[Stored data entries]
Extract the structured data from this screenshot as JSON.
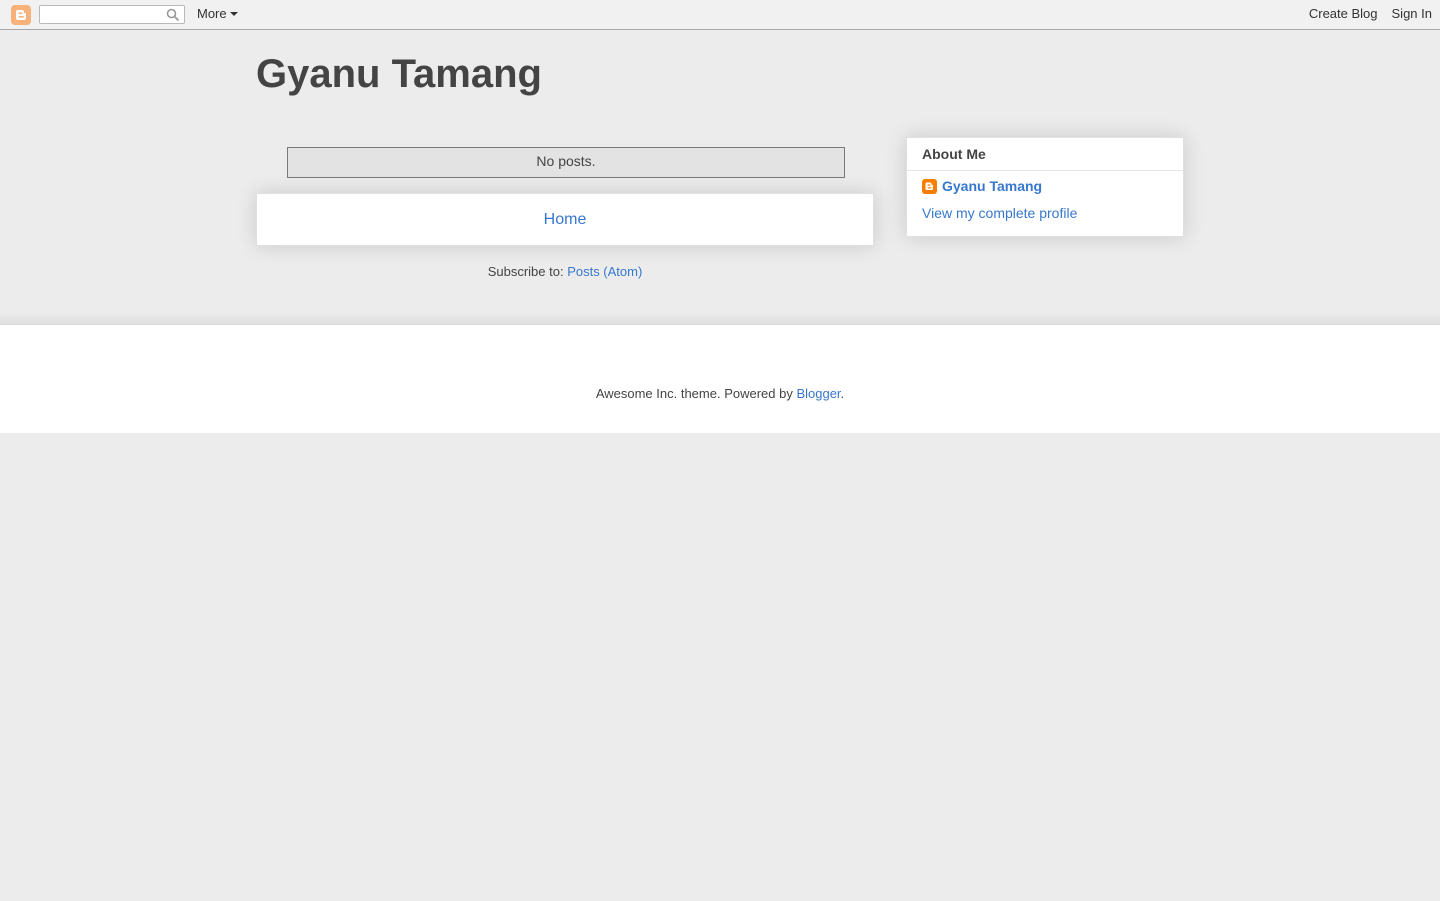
{
  "navbar": {
    "logo_icon": "blogger-icon",
    "search": {
      "value": "",
      "placeholder": ""
    },
    "search_icon": "search-icon",
    "more_label": "More",
    "create_blog_label": "Create Blog",
    "sign_in_label": "Sign In"
  },
  "header": {
    "title": "Gyanu Tamang"
  },
  "main": {
    "no_posts_text": "No posts.",
    "home_label": "Home",
    "subscribe_prefix": "Subscribe to: ",
    "subscribe_link": "Posts (Atom)"
  },
  "sidebar": {
    "about_title": "About Me",
    "profile_name": "Gyanu Tamang",
    "view_profile_label": "View my complete profile"
  },
  "footer": {
    "prefix": "Awesome Inc. theme. Powered by ",
    "blogger_link": "Blogger",
    "suffix": "."
  },
  "colors": {
    "link": "#3778cd",
    "background": "#ececec",
    "text": "#444444",
    "blogger_orange": "#f57d00"
  }
}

▸ **Required task**: Repeat all of the records verbatim, leaving out the pictures.

▸ **The completed task**:
Extract the structured data from this screenshot as JSON.
{
  "navbar": {
    "logo_icon": "blogger-icon",
    "search": {
      "value": "",
      "placeholder": ""
    },
    "search_icon": "search-icon",
    "more_label": "More",
    "create_blog_label": "Create Blog",
    "sign_in_label": "Sign In"
  },
  "header": {
    "title": "Gyanu Tamang"
  },
  "main": {
    "no_posts_text": "No posts.",
    "home_label": "Home",
    "subscribe_prefix": "Subscribe to: ",
    "subscribe_link": "Posts (Atom)"
  },
  "sidebar": {
    "about_title": "About Me",
    "profile_name": "Gyanu Tamang",
    "view_profile_label": "View my complete profile"
  },
  "footer": {
    "prefix": "Awesome Inc. theme. Powered by ",
    "blogger_link": "Blogger",
    "suffix": "."
  },
  "colors": {
    "link": "#3778cd",
    "background": "#ececec",
    "text": "#444444",
    "blogger_orange": "#f57d00"
  }
}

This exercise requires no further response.